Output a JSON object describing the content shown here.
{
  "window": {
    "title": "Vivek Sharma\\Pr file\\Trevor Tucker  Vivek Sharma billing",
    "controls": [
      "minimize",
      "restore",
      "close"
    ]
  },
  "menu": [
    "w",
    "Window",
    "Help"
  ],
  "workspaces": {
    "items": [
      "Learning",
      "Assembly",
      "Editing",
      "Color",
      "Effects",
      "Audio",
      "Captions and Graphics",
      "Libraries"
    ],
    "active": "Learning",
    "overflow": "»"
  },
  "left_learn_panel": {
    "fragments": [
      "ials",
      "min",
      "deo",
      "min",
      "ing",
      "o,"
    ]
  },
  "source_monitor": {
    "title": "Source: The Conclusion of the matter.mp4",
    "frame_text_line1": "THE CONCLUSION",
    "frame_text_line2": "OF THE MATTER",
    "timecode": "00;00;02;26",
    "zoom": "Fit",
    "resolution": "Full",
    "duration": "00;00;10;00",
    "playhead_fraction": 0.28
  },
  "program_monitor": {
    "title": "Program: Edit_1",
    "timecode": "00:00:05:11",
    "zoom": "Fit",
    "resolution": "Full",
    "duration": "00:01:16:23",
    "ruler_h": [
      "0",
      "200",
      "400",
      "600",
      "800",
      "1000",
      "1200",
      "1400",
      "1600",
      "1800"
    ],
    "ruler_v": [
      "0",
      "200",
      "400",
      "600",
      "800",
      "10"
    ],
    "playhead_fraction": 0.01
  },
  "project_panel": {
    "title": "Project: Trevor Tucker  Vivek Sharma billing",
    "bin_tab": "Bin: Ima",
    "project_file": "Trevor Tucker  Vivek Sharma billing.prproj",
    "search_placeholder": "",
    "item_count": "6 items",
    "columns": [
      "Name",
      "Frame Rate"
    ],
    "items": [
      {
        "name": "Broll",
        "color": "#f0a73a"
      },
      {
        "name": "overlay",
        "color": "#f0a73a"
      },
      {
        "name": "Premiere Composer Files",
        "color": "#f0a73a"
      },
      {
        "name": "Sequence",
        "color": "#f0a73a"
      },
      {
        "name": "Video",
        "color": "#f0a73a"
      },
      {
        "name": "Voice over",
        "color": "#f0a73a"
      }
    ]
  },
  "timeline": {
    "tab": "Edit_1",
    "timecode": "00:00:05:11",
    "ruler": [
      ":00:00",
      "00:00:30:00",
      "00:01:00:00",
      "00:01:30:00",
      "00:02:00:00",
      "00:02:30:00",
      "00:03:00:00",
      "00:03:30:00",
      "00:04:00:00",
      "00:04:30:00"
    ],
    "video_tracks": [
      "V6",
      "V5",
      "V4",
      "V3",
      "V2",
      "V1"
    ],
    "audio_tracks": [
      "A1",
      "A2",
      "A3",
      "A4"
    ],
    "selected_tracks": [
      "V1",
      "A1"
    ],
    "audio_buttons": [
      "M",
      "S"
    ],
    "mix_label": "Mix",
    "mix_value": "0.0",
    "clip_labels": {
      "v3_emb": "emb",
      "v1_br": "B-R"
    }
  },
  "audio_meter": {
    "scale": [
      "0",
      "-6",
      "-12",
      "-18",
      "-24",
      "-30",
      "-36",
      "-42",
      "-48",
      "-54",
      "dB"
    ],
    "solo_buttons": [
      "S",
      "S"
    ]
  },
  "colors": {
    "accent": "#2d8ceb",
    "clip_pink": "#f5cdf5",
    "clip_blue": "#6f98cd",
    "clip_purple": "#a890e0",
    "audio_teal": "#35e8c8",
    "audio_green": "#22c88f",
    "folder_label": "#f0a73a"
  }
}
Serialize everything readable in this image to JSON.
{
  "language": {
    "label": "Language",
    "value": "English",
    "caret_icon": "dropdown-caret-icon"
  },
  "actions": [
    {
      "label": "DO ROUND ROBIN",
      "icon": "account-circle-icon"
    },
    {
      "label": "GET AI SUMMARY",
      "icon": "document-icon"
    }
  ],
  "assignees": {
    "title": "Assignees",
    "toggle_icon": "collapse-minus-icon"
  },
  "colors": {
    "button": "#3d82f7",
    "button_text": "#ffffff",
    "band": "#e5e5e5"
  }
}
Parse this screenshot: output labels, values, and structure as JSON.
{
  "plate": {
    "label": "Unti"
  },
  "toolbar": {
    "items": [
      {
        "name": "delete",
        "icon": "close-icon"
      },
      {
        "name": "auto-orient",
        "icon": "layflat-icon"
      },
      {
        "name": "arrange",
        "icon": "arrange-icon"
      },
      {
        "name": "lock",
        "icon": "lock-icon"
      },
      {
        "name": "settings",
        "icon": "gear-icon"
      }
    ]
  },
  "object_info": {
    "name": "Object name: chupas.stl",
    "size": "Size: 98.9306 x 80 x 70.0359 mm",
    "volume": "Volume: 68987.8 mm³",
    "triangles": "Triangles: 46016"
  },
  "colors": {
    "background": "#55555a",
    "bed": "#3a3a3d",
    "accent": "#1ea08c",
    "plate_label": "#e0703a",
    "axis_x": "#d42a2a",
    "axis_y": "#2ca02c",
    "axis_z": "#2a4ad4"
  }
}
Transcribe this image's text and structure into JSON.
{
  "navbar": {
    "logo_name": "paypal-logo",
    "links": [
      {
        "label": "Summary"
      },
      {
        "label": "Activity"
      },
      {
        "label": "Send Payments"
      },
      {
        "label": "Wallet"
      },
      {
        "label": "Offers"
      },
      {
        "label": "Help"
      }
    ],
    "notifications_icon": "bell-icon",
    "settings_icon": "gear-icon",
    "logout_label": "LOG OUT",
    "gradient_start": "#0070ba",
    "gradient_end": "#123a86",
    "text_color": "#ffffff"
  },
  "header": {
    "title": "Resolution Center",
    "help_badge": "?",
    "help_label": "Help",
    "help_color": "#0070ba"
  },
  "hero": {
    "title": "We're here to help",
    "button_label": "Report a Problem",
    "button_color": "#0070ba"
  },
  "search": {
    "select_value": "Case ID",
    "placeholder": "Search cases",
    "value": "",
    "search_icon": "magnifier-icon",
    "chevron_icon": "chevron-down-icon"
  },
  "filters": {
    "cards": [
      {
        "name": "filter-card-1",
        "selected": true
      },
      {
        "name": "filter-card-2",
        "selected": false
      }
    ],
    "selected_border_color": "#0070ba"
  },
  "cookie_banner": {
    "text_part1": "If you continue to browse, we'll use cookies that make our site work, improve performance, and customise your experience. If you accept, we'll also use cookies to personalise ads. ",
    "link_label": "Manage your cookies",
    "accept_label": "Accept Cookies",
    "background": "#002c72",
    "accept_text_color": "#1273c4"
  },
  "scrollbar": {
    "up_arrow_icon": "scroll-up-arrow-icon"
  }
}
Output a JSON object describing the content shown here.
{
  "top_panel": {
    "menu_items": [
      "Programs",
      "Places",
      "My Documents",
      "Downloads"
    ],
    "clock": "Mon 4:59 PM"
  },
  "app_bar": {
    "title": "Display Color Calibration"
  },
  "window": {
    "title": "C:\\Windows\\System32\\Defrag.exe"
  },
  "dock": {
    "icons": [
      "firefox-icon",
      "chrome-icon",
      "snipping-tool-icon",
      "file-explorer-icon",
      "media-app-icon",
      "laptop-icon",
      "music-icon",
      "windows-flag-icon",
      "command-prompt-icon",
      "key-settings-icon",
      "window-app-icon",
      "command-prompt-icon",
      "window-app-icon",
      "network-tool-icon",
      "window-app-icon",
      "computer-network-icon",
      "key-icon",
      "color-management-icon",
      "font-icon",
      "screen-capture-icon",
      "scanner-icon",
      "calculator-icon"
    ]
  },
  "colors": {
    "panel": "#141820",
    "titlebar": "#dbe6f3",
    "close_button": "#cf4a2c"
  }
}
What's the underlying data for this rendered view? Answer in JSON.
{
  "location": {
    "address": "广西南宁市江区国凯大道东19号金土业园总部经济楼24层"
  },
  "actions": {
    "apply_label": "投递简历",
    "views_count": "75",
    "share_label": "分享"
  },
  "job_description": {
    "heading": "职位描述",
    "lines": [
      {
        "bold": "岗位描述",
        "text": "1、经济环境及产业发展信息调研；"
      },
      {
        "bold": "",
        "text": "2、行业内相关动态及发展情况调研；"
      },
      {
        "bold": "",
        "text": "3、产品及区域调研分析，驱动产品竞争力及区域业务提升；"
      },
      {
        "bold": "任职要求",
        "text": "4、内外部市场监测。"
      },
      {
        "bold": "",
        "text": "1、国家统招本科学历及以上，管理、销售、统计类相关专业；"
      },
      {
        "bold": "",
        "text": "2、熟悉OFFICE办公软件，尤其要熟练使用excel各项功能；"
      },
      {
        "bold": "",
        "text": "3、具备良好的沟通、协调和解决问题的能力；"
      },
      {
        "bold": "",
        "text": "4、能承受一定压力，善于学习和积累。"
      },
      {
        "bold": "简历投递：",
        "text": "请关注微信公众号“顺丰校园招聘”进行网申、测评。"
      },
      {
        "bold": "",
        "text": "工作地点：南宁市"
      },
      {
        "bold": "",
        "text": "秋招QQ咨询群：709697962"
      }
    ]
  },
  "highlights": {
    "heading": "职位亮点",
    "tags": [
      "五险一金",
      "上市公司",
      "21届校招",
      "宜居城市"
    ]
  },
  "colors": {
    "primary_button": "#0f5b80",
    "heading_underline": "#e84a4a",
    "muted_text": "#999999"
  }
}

..........

In the material above, find each line that contains the word "Trevor", and select it.

    "title": "Vivek Sharma\\Pr file\\Trevor Tucker  Vivek Sharma billing",
    "title": "Project: Trevor Tucker  Vivek Sharma billing",
    "project_file": "Trevor Tucker  Vivek Sharma billing.prproj",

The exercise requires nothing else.